>>>
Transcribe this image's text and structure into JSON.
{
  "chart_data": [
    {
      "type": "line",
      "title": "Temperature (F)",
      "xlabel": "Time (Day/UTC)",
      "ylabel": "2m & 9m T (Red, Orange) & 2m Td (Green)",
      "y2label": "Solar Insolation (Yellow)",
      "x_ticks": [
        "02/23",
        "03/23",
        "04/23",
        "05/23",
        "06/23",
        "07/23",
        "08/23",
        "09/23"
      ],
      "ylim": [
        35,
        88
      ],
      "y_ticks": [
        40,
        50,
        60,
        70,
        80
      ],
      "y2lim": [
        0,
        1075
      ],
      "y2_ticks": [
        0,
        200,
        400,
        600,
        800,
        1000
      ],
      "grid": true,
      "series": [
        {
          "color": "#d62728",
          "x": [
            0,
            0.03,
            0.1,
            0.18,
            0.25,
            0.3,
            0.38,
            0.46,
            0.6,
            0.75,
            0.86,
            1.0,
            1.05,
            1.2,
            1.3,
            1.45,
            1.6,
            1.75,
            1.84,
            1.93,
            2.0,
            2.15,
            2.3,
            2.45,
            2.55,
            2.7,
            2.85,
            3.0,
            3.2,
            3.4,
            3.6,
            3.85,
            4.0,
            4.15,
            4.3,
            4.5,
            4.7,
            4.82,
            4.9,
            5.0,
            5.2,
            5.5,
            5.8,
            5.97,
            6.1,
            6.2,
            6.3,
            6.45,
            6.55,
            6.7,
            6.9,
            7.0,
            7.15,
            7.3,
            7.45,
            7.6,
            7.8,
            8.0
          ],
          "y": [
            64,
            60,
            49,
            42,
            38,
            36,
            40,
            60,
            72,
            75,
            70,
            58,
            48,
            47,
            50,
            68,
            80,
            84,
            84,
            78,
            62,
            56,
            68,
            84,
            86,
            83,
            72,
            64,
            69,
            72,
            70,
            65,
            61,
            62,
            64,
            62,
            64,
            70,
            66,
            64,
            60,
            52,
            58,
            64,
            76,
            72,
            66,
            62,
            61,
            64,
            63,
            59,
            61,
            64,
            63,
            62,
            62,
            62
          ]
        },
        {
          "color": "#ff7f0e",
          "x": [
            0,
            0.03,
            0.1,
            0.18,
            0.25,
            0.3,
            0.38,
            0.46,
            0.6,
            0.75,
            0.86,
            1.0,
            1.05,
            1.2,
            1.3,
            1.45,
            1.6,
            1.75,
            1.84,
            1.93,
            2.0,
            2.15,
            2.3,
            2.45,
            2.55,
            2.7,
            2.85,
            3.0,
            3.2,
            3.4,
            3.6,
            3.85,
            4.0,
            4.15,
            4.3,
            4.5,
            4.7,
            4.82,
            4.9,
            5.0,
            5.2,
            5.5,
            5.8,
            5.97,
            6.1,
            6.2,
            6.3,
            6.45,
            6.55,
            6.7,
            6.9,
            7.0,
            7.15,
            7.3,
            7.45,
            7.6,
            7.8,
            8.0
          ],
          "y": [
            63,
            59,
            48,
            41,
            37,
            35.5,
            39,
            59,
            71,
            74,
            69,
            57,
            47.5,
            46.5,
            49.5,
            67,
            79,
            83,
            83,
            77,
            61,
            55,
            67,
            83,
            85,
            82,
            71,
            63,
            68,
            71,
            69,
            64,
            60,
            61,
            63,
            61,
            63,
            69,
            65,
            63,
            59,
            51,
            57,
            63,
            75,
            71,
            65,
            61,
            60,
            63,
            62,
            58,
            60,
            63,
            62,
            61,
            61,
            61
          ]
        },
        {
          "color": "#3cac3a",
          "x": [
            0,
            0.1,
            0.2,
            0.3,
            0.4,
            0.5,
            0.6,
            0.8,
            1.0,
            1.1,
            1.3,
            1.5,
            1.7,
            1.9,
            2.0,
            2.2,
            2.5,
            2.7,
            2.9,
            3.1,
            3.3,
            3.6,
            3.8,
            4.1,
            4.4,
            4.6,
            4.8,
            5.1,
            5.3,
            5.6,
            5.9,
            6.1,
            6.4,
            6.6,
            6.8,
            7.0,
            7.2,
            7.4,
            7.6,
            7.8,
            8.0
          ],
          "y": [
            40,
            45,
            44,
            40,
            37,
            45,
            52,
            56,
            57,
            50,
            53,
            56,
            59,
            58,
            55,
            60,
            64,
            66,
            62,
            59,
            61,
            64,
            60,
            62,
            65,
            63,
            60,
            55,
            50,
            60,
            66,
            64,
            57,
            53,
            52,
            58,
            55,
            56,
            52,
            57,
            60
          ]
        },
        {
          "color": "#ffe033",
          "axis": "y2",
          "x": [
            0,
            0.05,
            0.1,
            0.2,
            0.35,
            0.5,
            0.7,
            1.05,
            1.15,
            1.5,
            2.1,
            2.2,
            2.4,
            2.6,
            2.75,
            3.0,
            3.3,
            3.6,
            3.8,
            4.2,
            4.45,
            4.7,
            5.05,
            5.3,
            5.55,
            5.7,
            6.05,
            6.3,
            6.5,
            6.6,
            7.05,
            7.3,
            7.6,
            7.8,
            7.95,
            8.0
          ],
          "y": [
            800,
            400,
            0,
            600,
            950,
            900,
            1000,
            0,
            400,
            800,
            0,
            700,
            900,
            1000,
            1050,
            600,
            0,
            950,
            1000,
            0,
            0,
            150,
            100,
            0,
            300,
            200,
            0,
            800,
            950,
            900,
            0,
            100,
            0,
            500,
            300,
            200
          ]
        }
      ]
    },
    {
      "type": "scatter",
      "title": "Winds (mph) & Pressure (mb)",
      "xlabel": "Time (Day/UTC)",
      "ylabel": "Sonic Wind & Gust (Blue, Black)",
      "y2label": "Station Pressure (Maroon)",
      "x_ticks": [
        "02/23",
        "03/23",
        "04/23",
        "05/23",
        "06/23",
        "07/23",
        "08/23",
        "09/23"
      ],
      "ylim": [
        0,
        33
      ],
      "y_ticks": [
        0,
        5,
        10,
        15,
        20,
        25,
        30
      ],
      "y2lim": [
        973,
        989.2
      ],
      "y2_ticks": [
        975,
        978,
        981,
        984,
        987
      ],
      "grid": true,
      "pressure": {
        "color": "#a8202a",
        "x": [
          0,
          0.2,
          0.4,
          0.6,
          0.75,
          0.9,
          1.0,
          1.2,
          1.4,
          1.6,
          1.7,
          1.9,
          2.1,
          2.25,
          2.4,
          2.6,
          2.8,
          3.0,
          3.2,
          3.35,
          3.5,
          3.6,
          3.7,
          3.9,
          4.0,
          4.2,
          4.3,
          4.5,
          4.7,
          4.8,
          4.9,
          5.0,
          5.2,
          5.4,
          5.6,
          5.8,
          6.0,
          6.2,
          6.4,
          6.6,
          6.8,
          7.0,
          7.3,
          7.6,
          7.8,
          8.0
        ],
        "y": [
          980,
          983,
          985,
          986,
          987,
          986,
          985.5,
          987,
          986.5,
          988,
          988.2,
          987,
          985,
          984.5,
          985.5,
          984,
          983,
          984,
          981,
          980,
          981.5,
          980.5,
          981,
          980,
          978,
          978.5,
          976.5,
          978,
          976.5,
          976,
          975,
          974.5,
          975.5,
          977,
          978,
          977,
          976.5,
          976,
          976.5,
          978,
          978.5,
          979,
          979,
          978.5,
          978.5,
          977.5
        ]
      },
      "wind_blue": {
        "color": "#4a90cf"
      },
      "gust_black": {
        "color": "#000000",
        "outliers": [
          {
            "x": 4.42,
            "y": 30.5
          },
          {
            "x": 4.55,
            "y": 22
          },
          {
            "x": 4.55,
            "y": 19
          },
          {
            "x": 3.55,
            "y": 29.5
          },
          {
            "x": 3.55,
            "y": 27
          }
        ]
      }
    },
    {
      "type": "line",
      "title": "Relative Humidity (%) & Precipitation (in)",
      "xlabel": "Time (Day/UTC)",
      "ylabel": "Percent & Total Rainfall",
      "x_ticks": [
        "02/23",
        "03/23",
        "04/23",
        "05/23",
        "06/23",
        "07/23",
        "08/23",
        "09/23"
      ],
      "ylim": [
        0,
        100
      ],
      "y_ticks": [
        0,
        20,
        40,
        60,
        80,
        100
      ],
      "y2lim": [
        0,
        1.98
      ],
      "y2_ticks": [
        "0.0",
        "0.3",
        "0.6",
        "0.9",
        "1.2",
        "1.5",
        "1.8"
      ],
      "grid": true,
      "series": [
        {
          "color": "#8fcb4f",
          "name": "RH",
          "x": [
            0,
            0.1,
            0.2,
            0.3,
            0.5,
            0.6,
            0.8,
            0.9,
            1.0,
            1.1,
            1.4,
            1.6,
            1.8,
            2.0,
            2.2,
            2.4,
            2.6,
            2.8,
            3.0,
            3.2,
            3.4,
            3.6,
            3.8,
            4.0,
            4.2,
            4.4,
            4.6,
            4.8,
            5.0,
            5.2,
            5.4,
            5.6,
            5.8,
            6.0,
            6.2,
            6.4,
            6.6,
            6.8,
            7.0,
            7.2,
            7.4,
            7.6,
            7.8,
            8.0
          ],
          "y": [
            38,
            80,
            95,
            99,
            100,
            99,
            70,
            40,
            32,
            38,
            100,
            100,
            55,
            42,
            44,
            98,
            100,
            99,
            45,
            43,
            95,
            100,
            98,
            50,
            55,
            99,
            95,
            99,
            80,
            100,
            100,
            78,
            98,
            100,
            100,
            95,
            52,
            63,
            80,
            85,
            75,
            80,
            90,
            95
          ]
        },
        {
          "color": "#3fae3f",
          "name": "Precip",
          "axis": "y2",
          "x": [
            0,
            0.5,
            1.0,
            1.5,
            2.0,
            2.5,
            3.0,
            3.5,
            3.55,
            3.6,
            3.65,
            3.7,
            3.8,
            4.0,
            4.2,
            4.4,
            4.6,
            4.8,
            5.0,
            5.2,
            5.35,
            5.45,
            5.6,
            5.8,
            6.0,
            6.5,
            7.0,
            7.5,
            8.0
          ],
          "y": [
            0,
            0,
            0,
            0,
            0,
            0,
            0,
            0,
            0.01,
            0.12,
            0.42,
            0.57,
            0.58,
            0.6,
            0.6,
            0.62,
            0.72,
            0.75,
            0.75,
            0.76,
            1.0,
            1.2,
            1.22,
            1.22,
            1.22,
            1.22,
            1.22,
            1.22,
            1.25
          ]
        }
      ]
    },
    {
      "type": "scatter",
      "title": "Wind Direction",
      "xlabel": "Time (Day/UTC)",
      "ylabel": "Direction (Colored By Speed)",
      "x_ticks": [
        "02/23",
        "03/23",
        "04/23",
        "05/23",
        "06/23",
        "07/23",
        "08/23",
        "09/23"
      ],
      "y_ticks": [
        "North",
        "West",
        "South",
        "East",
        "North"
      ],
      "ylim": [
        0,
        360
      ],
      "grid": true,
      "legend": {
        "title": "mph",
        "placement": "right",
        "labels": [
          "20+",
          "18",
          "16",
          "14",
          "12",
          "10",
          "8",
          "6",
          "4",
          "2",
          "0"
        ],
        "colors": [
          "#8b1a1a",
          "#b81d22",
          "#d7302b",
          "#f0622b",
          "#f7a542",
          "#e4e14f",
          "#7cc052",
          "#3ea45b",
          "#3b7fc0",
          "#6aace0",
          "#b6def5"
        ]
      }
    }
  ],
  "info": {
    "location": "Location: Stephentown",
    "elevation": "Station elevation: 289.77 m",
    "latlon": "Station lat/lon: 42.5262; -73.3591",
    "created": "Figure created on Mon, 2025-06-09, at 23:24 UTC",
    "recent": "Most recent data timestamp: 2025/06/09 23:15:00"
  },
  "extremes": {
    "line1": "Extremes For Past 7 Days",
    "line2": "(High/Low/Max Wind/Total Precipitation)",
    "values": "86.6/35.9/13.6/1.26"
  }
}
<<<
Only a number is wanted: how many lines above include "ylabel"?

* Response for this exercise *
4